The data:
╔══

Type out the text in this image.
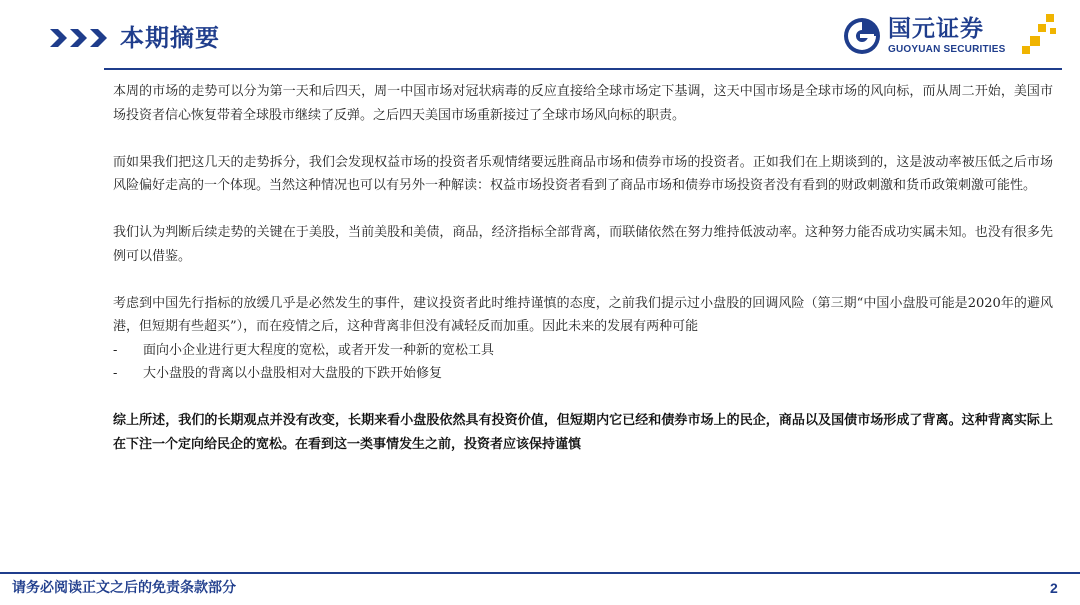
本期摘要	国元证券
GUOYUAN SECURITIES

本周的市场的走势可以分为第一天和后四天，周一中国市场对冠状病毒的反应直接给全球市场定下基调，这天中国市场是全球市场的风向标，而从周二开始，美国市场投资者信心恢复带着全球股市继续了反弹。之后四天美国市场重新接过了全球市场风向标的职责。

而如果我们把这几天的走势拆分，我们会发现权益市场的投资者乐观情绪要远胜商品市场和债券市场的投资者。正如我们在上期谈到的，这是波动率被压低之后市场风险偏好走高的一个体现。当然这种情况也可以有另外一种解读：权益市场投资者看到了商品市场和债券市场投资者没有看到的财政刺激和货币政策刺激可能性。

我们认为判断后续走势的关键在于美股，当前美股和美债，商品，经济指标全部背离，而联储依然在努力维持低波动率。这种努力能否成功实属未知。也没有很多先例可以借鉴。

考虑到中国先行指标的放缓几乎是必然发生的事件，建议投资者此时维持谨慎的态度，之前我们提示过小盘股的回调风险（第三期“中国小盘股可能是2020年的避风港，但短期有些超买”），而在疫情之后，这种背离非但没有减轻反而加重。因此未来的发展有两种可能

-	面向小企业进行更大程度的宽松，或者开发一种新的宽松工具
-	大小盘股的背离以小盘股相对大盘股的下跌开始修复

综上所述，我们的长期观点并没有改变，长期来看小盘股依然具有投资价值，但短期内它已经和债券市场上的民企，商品以及国债市场形成了背离。这种背离实际上在下注一个定向给民企的宽松。在看到这一类事情发生之前，投资者应该保持谨慎

请务必阅读正文之后的免责条款部分	2
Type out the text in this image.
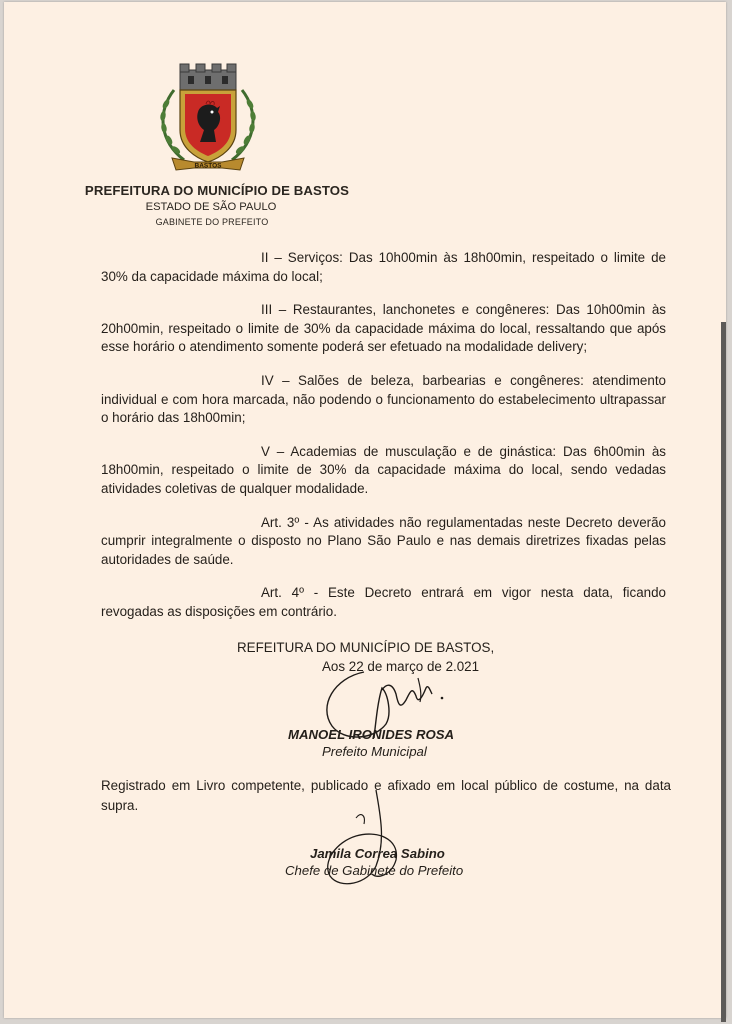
BASTOS
PREFEITURA DO MUNICÍPIO DE BASTOS
ESTADO DE SÃO PAULO
GABINETE DO PREFEITO

II – Serviços: Das 10h00min às 18h00min, respeitado o limite de 30% da capacidade máxima do local;

III – Restaurantes, lanchonetes e congêneres: Das 10h00min às 20h00min, respeitado o limite de 30% da capacidade máxima do local, ressaltando que após esse horário o atendimento somente poderá ser efetuado na modalidade delivery;

IV – Salões de beleza, barbearias e congêneres: atendimento individual e com hora marcada, não podendo o funcionamento do estabelecimento ultrapassar o horário das 18h00min;

V – Academias de musculação e de ginástica: Das 6h00min às 18h00min, respeitado o limite de 30% da capacidade máxima do local, sendo vedadas atividades coletivas de qualquer modalidade.

Art. 3º - As atividades não regulamentadas neste Decreto deverão cumprir integralmente o disposto no Plano São Paulo e nas demais diretrizes fixadas pelas autoridades de saúde.

Art. 4º - Este Decreto entrará em vigor nesta data, ficando revogadas as disposições em contrário.

REFEITURA DO MUNICÍPIO DE BASTOS,
Aos 22 de março de 2.021
MANOEL IRONIDES ROSA
Prefeito Municipal
Registrado em Livro competente, publicado e afixado em local público de costume, na data supra.
Jamila Correa Sabino
Chefe de Gabinete do Prefeito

╚══

Task details:
State only how many lines in the material include "local".

Worked solution:
4